Stored data

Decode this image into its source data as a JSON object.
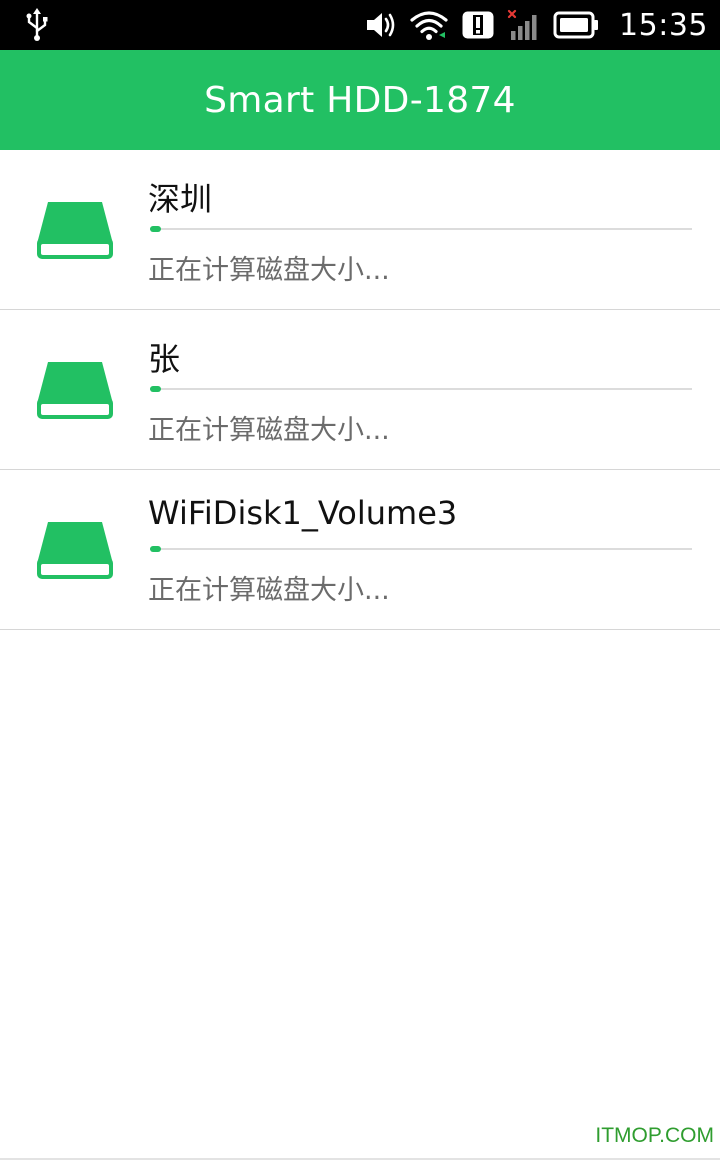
{
  "status_bar": {
    "time": "15:35",
    "icons": [
      "usb-icon",
      "volume-icon",
      "wifi-icon",
      "alert-icon",
      "signal-icon",
      "battery-icon"
    ]
  },
  "app_bar": {
    "title": "Smart HDD-1874"
  },
  "colors": {
    "accent": "#22c063",
    "status_bar": "#000000",
    "divider": "#d6d6d6",
    "secondary_text": "#6b6b6b",
    "watermark": "#2f9d2f"
  },
  "disks": [
    {
      "name": "深圳",
      "status": "正在计算磁盘大小...",
      "progress": 0.02,
      "icon": "hard-drive-icon"
    },
    {
      "name": "张",
      "status": "正在计算磁盘大小...",
      "progress": 0.02,
      "icon": "hard-drive-icon"
    },
    {
      "name": "WiFiDisk1_Volume3",
      "status": "正在计算磁盘大小...",
      "progress": 0.02,
      "icon": "hard-drive-icon"
    }
  ],
  "watermark": "ITMOP.COM"
}
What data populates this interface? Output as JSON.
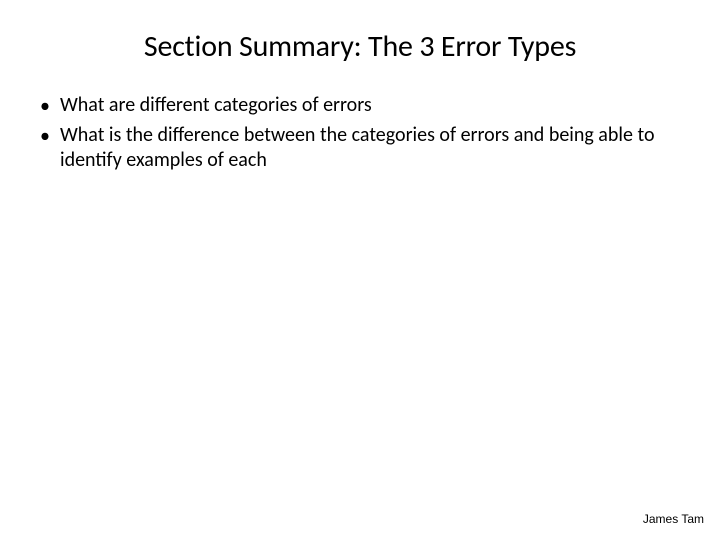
{
  "slide": {
    "title": "Section Summary: The 3 Error Types",
    "bullets": [
      "What are different categories of errors",
      "What is the difference between the categories of errors and being able to identify examples of each"
    ],
    "author": "James Tam"
  }
}
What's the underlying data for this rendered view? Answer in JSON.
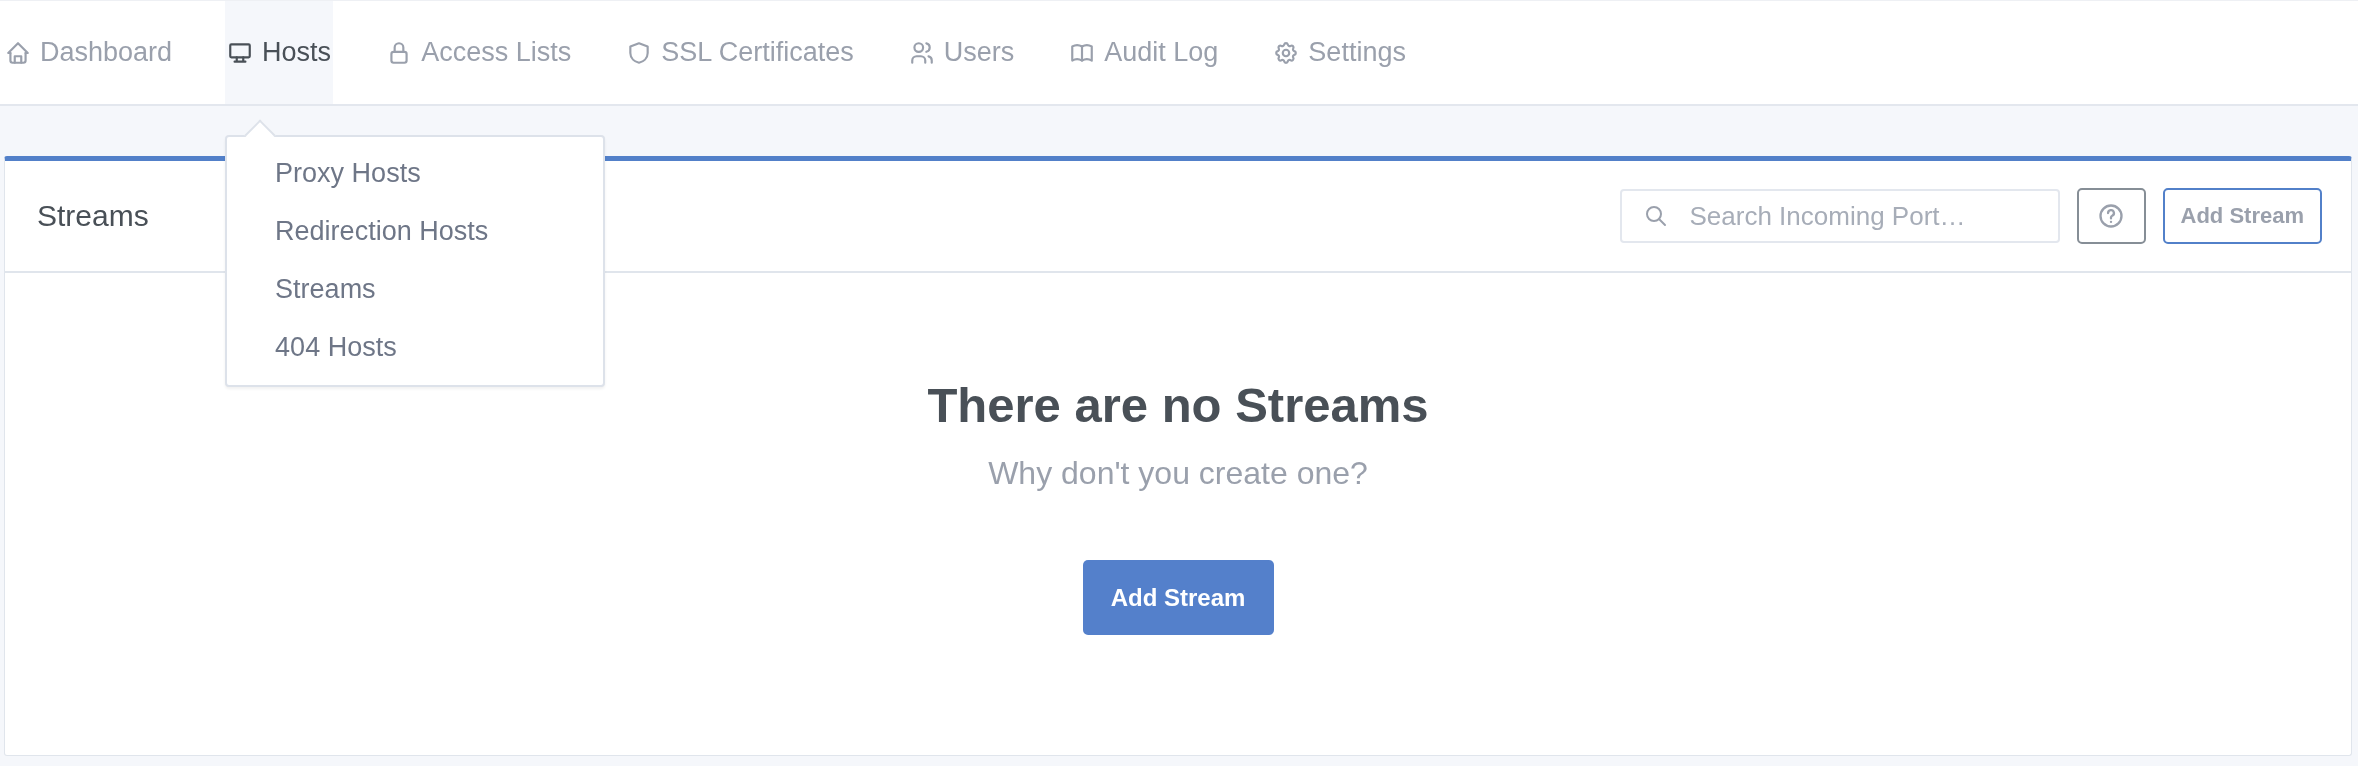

What you have to do: Give every line above again exactly, with no pictures.

Response to this task:
Decode this image into its source data as a JSON object.
{
  "status_bar": {
    "time": "15:35",
    "icons": [
      "usb-icon",
      "volume-icon",
      "wifi-icon",
      "alert-icon",
      "signal-icon",
      "battery-icon"
    ]
  },
  "app_bar": {
    "title": "Smart HDD-1874"
  },
  "colors": {
    "accent": "#22c063",
    "status_bar": "#000000",
    "divider": "#d6d6d6",
    "secondary_text": "#6b6b6b",
    "watermark": "#2f9d2f"
  },
  "disks": [
    {
      "name": "深圳",
      "status": "正在计算磁盘大小...",
      "progress": 0.02,
      "icon": "hard-drive-icon"
    },
    {
      "name": "张",
      "status": "正在计算磁盘大小...",
      "progress": 0.02,
      "icon": "hard-drive-icon"
    },
    {
      "name": "WiFiDisk1_Volume3",
      "status": "正在计算磁盘大小...",
      "progress": 0.02,
      "icon": "hard-drive-icon"
    }
  ],
  "watermark": "ITMOP.COM"
}
What data populates this interface? Output as JSON.
{
  "slide": {
    "title": "Section Summary: The 3 Error Types",
    "bullets": [
      "What are different categories of errors",
      "What is the difference between the categories of errors and being able to identify examples of each"
    ],
    "author": "James Tam"
  }
}
What's the underlying data for this rendered view? Answer in JSON.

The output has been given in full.